▶ [STATED TASK] Please pull out every line that includes the string "Pengestrømsopgørelse".

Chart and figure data
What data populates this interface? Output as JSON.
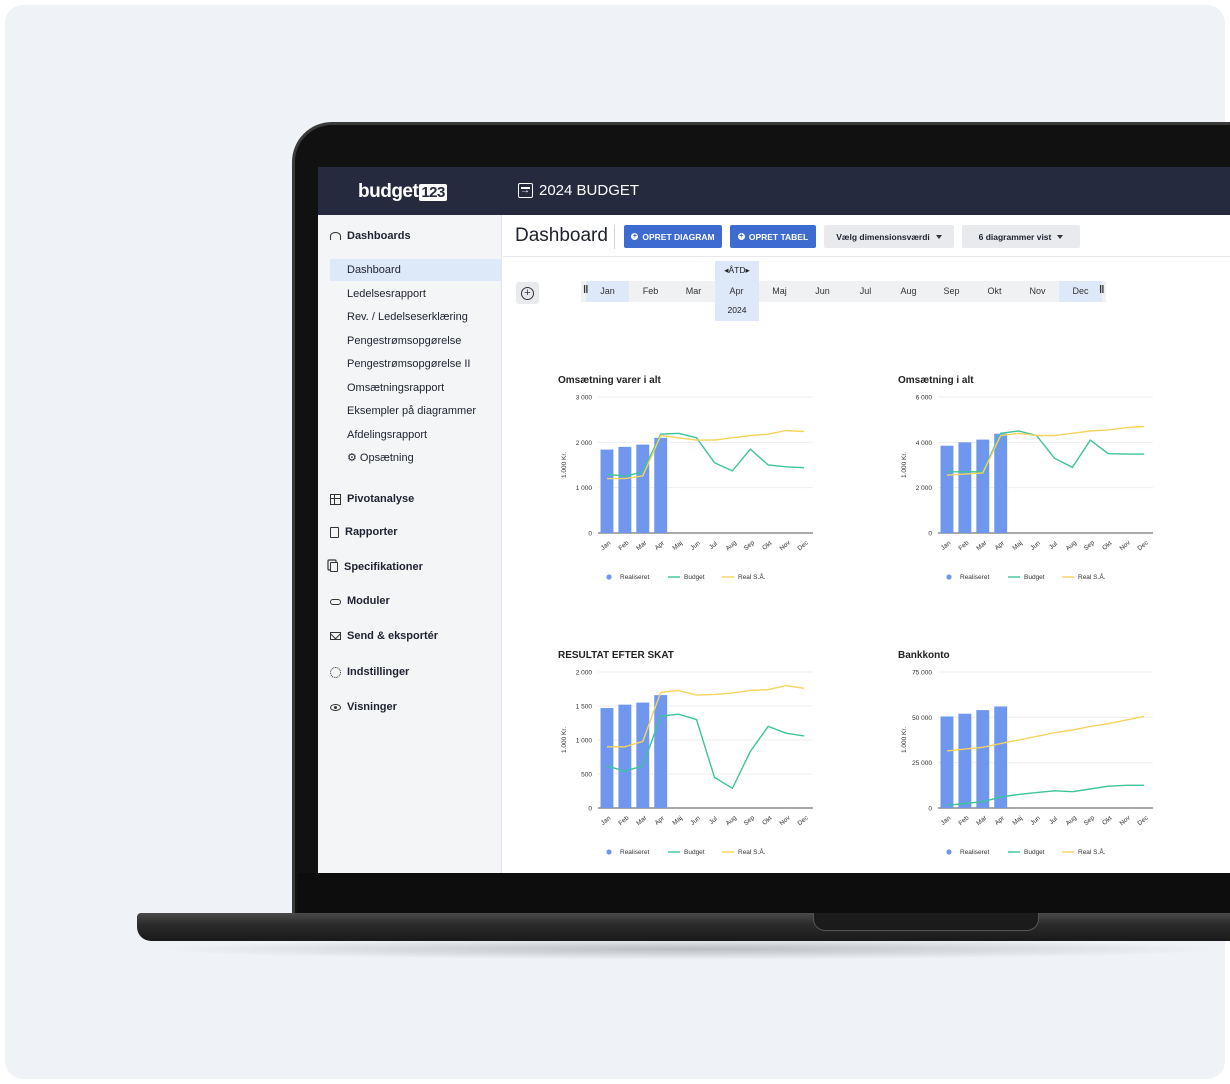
{
  "app": {
    "logo_text": "budget",
    "logo_num": "123",
    "budget_title": "2024 BUDGET"
  },
  "sidebar": {
    "dashboards_label": "Dashboards",
    "items": [
      {
        "label": "Dashboard",
        "active": true
      },
      {
        "label": "Ledelsesrapport"
      },
      {
        "label": "Rev. / Ledelseserklæring"
      },
      {
        "label": "Pengestrømsopgørelse"
      },
      {
        "label": "Pengestrømsopgørelse II"
      },
      {
        "label": "Omsætningsrapport"
      },
      {
        "label": "Eksempler på diagrammer"
      },
      {
        "label": "Afdelingsrapport"
      },
      {
        "label": "⚙ Opsætning"
      }
    ],
    "sections": [
      {
        "label": "Pivotanalyse",
        "icon": "table-icon"
      },
      {
        "label": "Rapporter",
        "icon": "document-icon"
      },
      {
        "label": "Specifikationer",
        "icon": "copy-icon"
      },
      {
        "label": "Moduler",
        "icon": "link-icon"
      },
      {
        "label": "Send & eksportér",
        "icon": "mail-icon"
      },
      {
        "label": "Indstillinger",
        "icon": "gear-icon"
      },
      {
        "label": "Visninger",
        "icon": "eye-icon"
      }
    ]
  },
  "header": {
    "title": "Dashboard",
    "btn_diagram": "OPRET DIAGRAM",
    "btn_tabel": "OPRET TABEL",
    "dimension_select": "Vælg dimensionsværdi",
    "diagram_count_select": "6 diagrammer vist"
  },
  "timeline": {
    "months": [
      "Jan",
      "Feb",
      "Mar",
      "Apr",
      "Maj",
      "Jun",
      "Jul",
      "Aug",
      "Sep",
      "Okt",
      "Nov",
      "Dec"
    ],
    "ytd_label": "◂ÅTD▸",
    "year": "2024",
    "range_start": "Jan",
    "range_end": "Dec",
    "current": "Apr"
  },
  "legend": {
    "realiseret": "Realiseret",
    "budget": "Budget",
    "real_sa": "Real S.Å."
  },
  "colors": {
    "bar": "#6f97ee",
    "budget": "#3cc49b",
    "real_sa": "#f4d35e",
    "accent": "#3e6bd0",
    "topbar": "#262a3e"
  },
  "chart_data": [
    {
      "type": "bar",
      "title": "Omsætning varer i alt",
      "ylabel": "1.000 Kr.",
      "ylim": [
        0,
        3000
      ],
      "yticks": [
        "0",
        "1 000",
        "2 000",
        "3 000"
      ],
      "categories": [
        "Jan",
        "Feb",
        "Mar",
        "Apr",
        "Maj",
        "Jun",
        "Jul",
        "Aug",
        "Sep",
        "Okt",
        "Nov",
        "Dec"
      ],
      "series": [
        {
          "name": "Realiseret",
          "type": "bar",
          "values": [
            1840,
            1900,
            1950,
            2100,
            null,
            null,
            null,
            null,
            null,
            null,
            null,
            null
          ]
        },
        {
          "name": "Budget",
          "type": "line",
          "values": [
            1300,
            1250,
            1350,
            2180,
            2200,
            2100,
            1550,
            1370,
            1850,
            1500,
            1460,
            1440
          ]
        },
        {
          "name": "Real S.Å.",
          "type": "line",
          "values": [
            1200,
            1200,
            1260,
            2150,
            2100,
            2050,
            2050,
            2100,
            2150,
            2180,
            2260,
            2240
          ]
        }
      ],
      "legend": "bottom"
    },
    {
      "type": "bar",
      "title": "Omsætning i alt",
      "ylabel": "1.000 Kr.",
      "ylim": [
        0,
        6000
      ],
      "yticks": [
        "0",
        "2 000",
        "4 000",
        "6 000"
      ],
      "categories": [
        "Jan",
        "Feb",
        "Mar",
        "Apr",
        "Maj",
        "Jun",
        "Jul",
        "Aug",
        "Sep",
        "Okt",
        "Nov",
        "Dec"
      ],
      "series": [
        {
          "name": "Realiseret",
          "type": "bar",
          "values": [
            3850,
            4000,
            4120,
            4380,
            null,
            null,
            null,
            null,
            null,
            null,
            null,
            null
          ]
        },
        {
          "name": "Budget",
          "type": "line",
          "values": [
            2700,
            2700,
            2700,
            4400,
            4500,
            4300,
            3300,
            2900,
            4100,
            3500,
            3480,
            3480
          ]
        },
        {
          "name": "Real S.Å.",
          "type": "line",
          "values": [
            2550,
            2600,
            2650,
            4300,
            4400,
            4300,
            4300,
            4400,
            4500,
            4550,
            4650,
            4700
          ]
        }
      ],
      "legend": "bottom"
    },
    {
      "type": "bar",
      "title": "RESULTAT EFTER SKAT",
      "ylabel": "1.000 Kr.",
      "ylim": [
        0,
        2000
      ],
      "yticks": [
        "0",
        "500",
        "1 000",
        "1 500",
        "2 000"
      ],
      "categories": [
        "Jan",
        "Feb",
        "Mar",
        "Apr",
        "Maj",
        "Jun",
        "Jul",
        "Aug",
        "Sep",
        "Okt",
        "Nov",
        "Dec"
      ],
      "series": [
        {
          "name": "Realiseret",
          "type": "bar",
          "values": [
            1470,
            1520,
            1550,
            1660,
            null,
            null,
            null,
            null,
            null,
            null,
            null,
            null
          ]
        },
        {
          "name": "Budget",
          "type": "line",
          "values": [
            620,
            540,
            620,
            1350,
            1380,
            1300,
            450,
            290,
            830,
            1200,
            1100,
            1060
          ]
        },
        {
          "name": "Real S.Å.",
          "type": "line",
          "values": [
            900,
            900,
            980,
            1700,
            1730,
            1660,
            1670,
            1690,
            1730,
            1740,
            1800,
            1760
          ]
        }
      ],
      "legend": "bottom"
    },
    {
      "type": "bar",
      "title": "Bankkonto",
      "ylabel": "1.000 Kr.",
      "ylim": [
        0,
        75000
      ],
      "yticks": [
        "0",
        "25 000",
        "50 000",
        "75 000"
      ],
      "categories": [
        "Jan",
        "Feb",
        "Mar",
        "Apr",
        "Maj",
        "Jun",
        "Jul",
        "Aug",
        "Sep",
        "Okt",
        "Nov",
        "Dec"
      ],
      "series": [
        {
          "name": "Realiseret",
          "type": "bar",
          "values": [
            50500,
            52000,
            54000,
            56000,
            null,
            null,
            null,
            null,
            null,
            null,
            null,
            null
          ]
        },
        {
          "name": "Budget",
          "type": "line",
          "values": [
            1500,
            2500,
            3500,
            6000,
            7500,
            8500,
            9500,
            9000,
            10500,
            12000,
            12500,
            12500
          ]
        },
        {
          "name": "Real S.Å.",
          "type": "line",
          "values": [
            31500,
            32500,
            33500,
            35500,
            37500,
            39500,
            41500,
            43000,
            45000,
            46500,
            48500,
            50500
          ]
        }
      ],
      "legend": "bottom"
    }
  ]
}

▶ [WORKED SOLUTION]
        "label": "Pengestrømsopgørelse"
        "label": "Pengestrømsopgørelse II"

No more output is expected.